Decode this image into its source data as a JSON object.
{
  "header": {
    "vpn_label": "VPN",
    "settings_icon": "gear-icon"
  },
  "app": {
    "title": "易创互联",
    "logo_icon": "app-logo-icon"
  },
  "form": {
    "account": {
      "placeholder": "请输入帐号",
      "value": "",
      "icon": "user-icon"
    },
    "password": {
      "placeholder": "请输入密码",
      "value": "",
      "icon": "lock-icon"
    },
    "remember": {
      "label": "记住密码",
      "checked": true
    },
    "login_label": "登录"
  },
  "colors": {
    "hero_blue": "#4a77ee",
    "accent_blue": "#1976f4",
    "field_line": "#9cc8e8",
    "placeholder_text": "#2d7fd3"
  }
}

::::::

● **What you should do**
Copy out all of the records above with nothing altered.

● **Problem solution**
Decode this image into its source data as a JSON object.
{
  "header": {
    "vpn_label": "VPN",
    "settings_icon": "gear-icon"
  },
  "app": {
    "title": "易创互联",
    "logo_icon": "app-logo-icon"
  },
  "form": {
    "account": {
      "placeholder": "请输入帐号",
      "value": "",
      "icon": "user-icon"
    },
    "password": {
      "placeholder": "请输入密码",
      "value": "",
      "icon": "lock-icon"
    },
    "remember": {
      "label": "记住密码",
      "checked": true
    },
    "login_label": "登录"
  },
  "colors": {
    "hero_blue": "#4a77ee",
    "accent_blue": "#1976f4",
    "field_line": "#9cc8e8",
    "placeholder_text": "#2d7fd3"
  }
}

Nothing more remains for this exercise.